### Exercise:
For the data below, report only the number of lines containing the string "Groups".

### Material provided:
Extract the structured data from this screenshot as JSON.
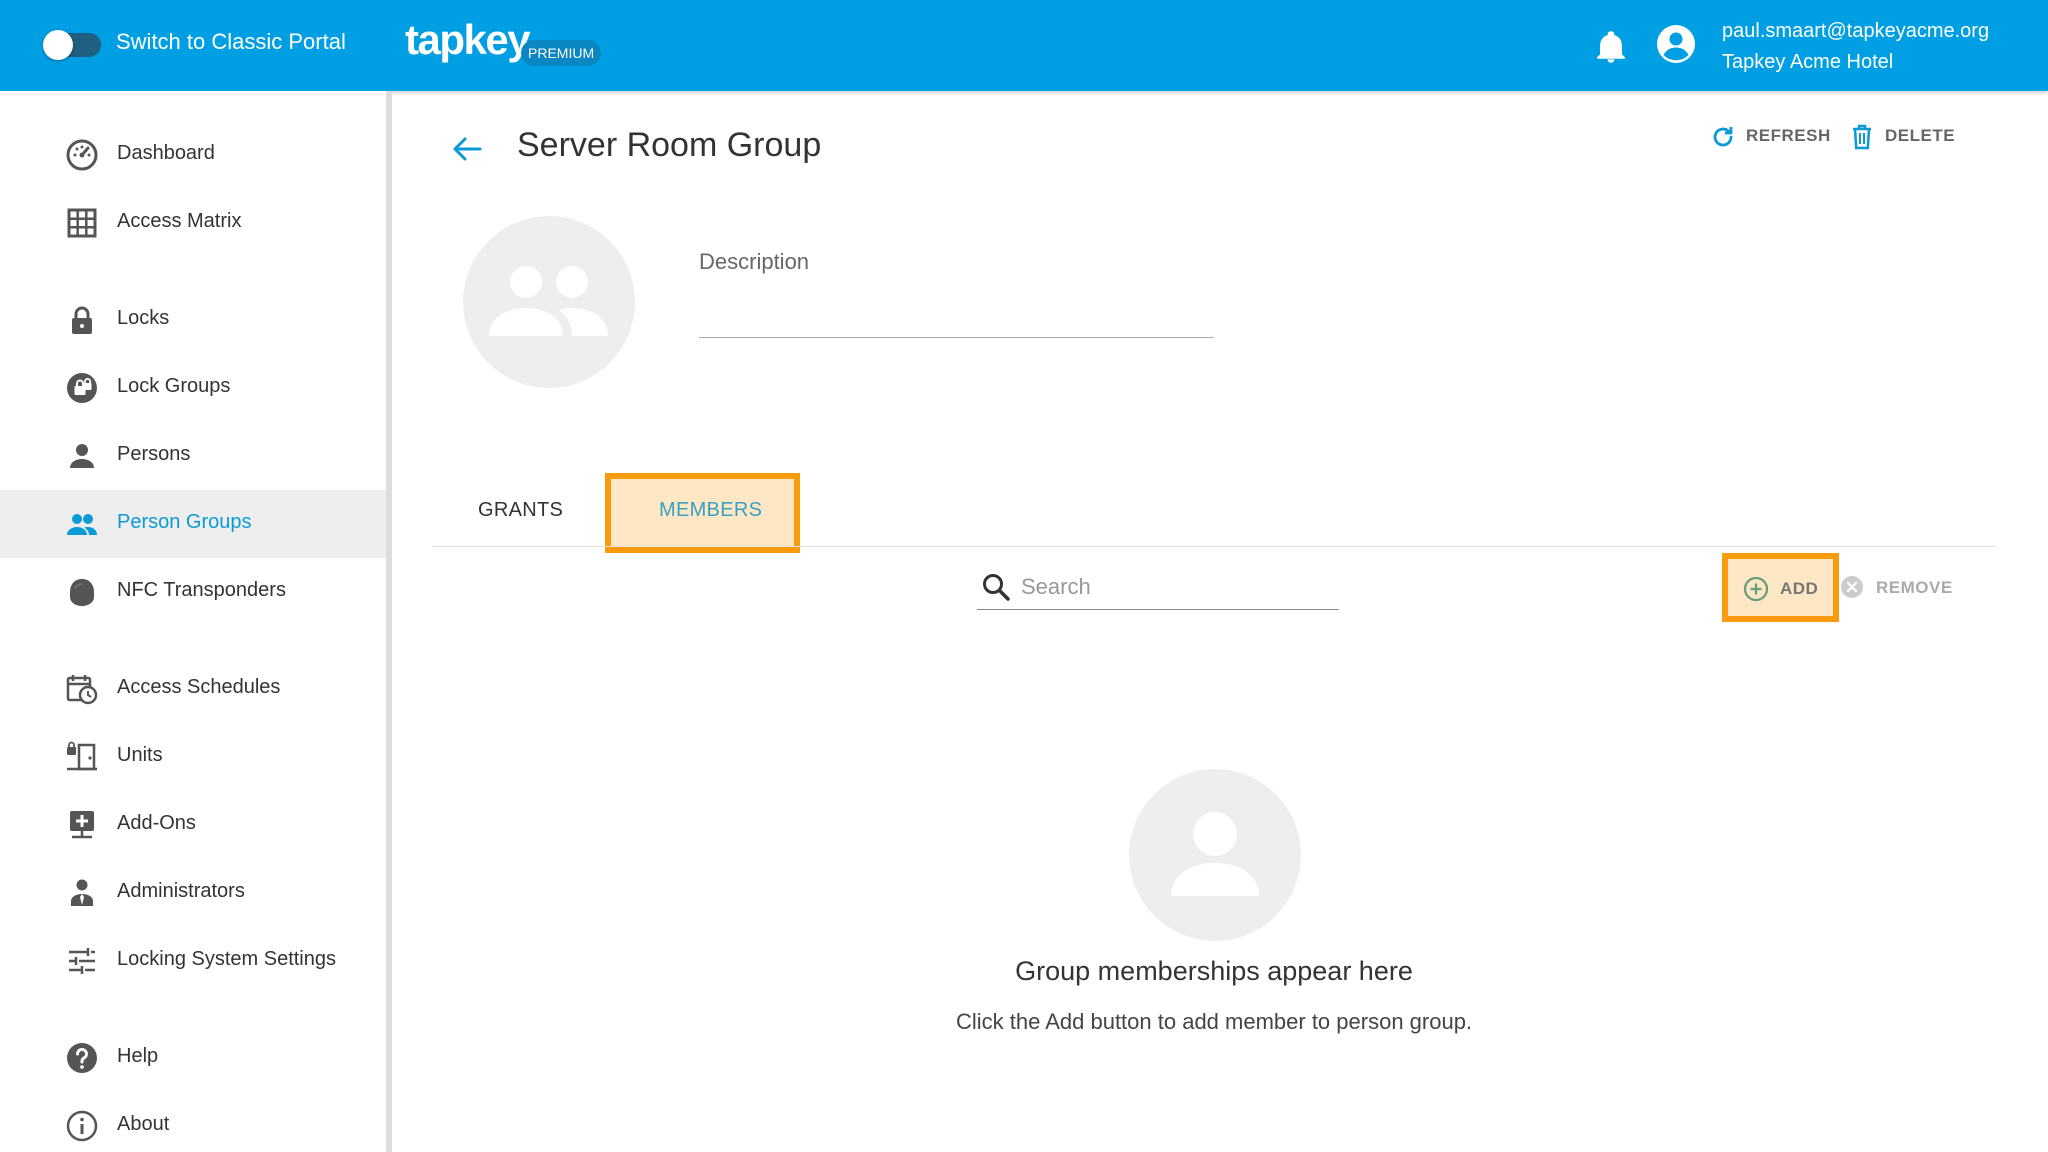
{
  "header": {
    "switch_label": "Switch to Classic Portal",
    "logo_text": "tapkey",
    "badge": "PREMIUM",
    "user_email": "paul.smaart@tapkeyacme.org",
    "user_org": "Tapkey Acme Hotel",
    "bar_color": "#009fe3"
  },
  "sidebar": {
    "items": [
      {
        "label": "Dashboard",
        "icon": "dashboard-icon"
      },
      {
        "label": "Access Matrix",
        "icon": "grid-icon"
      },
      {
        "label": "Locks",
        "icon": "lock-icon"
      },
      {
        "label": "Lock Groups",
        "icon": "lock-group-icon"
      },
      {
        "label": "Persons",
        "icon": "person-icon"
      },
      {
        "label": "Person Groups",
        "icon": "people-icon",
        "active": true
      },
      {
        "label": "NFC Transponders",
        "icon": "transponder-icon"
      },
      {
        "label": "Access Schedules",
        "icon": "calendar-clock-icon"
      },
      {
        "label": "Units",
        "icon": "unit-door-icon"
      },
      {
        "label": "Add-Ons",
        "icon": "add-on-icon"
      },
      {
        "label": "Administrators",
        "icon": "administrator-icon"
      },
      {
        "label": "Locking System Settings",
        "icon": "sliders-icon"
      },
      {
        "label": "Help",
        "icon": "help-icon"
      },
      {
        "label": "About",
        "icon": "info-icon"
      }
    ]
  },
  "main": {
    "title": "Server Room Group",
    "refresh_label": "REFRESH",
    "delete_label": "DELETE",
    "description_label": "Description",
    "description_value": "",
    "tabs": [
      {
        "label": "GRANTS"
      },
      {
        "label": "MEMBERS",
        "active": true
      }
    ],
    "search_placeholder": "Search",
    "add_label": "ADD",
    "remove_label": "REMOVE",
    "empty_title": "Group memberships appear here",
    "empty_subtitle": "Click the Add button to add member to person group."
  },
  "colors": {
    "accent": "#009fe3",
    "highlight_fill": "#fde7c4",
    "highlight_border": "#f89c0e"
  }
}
---
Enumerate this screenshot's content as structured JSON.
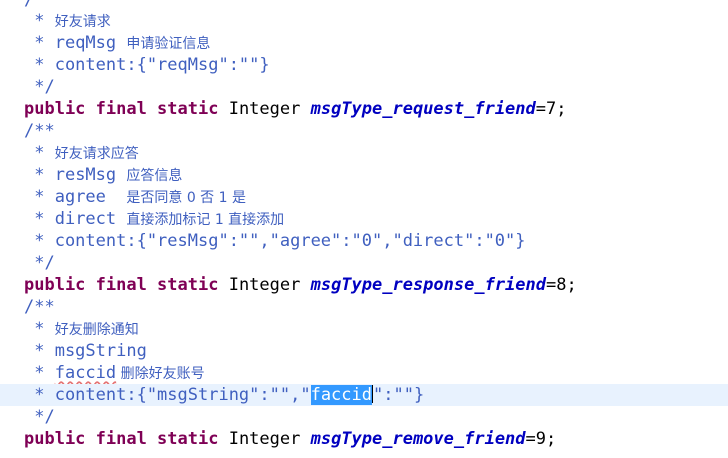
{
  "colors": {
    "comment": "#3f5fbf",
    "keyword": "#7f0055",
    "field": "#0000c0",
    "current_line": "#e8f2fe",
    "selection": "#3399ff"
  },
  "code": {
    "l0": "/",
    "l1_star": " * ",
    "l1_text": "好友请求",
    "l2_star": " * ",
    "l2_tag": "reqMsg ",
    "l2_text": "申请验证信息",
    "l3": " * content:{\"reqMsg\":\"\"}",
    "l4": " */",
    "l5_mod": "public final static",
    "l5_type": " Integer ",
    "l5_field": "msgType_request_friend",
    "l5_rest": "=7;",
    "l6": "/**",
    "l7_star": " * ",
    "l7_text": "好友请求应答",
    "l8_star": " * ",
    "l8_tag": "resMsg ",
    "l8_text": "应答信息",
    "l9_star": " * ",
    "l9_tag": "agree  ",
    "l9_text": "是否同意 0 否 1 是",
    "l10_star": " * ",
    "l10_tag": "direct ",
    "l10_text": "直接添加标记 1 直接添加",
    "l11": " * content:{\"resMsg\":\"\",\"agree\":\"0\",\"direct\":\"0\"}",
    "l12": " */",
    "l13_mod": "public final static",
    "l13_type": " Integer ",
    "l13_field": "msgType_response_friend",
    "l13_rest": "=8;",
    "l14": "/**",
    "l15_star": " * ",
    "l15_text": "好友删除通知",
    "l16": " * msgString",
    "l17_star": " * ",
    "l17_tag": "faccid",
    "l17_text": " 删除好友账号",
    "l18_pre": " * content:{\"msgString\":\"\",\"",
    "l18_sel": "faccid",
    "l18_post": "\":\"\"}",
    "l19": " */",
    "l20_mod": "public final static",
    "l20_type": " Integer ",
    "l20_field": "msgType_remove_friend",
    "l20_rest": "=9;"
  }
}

### In response:
2